[SOURCE DATA]:
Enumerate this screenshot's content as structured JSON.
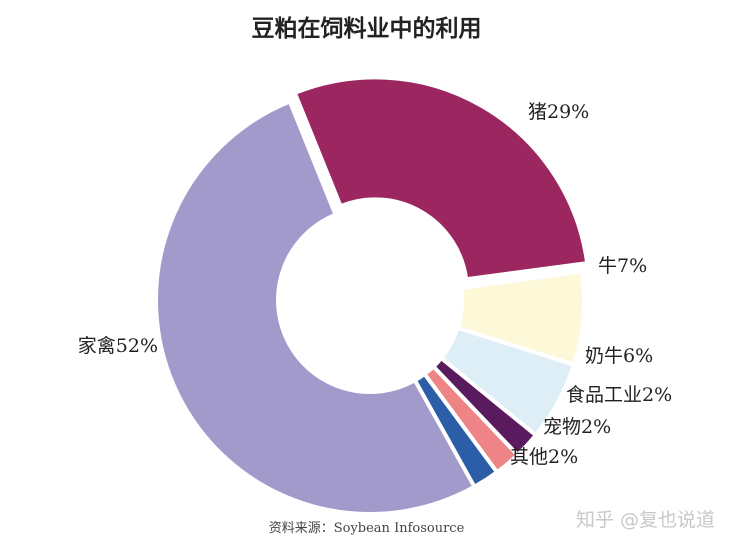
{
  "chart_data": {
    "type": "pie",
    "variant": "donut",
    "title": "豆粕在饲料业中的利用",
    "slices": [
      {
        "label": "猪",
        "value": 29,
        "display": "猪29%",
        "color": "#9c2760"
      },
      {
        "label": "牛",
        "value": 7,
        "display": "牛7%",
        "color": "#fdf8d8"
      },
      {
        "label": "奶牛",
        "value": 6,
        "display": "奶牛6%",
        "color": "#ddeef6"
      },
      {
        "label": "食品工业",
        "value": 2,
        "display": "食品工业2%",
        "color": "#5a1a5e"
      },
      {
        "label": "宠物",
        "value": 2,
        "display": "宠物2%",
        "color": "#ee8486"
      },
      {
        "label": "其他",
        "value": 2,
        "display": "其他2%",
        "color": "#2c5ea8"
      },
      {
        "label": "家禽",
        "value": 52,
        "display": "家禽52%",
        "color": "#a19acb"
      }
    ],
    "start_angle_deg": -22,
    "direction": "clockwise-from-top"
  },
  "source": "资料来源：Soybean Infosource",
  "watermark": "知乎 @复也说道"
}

[WHAT IS REQUIRED]: Restate each of the entries above word for word and skip every image.

[RIGHT ANSWER]:
Enumerate this screenshot's content as structured JSON.
{
  "chart_data": {
    "type": "pie",
    "variant": "donut",
    "title": "豆粕在饲料业中的利用",
    "slices": [
      {
        "label": "猪",
        "value": 29,
        "display": "猪29%",
        "color": "#9c2760"
      },
      {
        "label": "牛",
        "value": 7,
        "display": "牛7%",
        "color": "#fdf8d8"
      },
      {
        "label": "奶牛",
        "value": 6,
        "display": "奶牛6%",
        "color": "#ddeef6"
      },
      {
        "label": "食品工业",
        "value": 2,
        "display": "食品工业2%",
        "color": "#5a1a5e"
      },
      {
        "label": "宠物",
        "value": 2,
        "display": "宠物2%",
        "color": "#ee8486"
      },
      {
        "label": "其他",
        "value": 2,
        "display": "其他2%",
        "color": "#2c5ea8"
      },
      {
        "label": "家禽",
        "value": 52,
        "display": "家禽52%",
        "color": "#a19acb"
      }
    ],
    "start_angle_deg": -22,
    "direction": "clockwise-from-top"
  },
  "source": "资料来源：Soybean Infosource",
  "watermark": "知乎 @复也说道"
}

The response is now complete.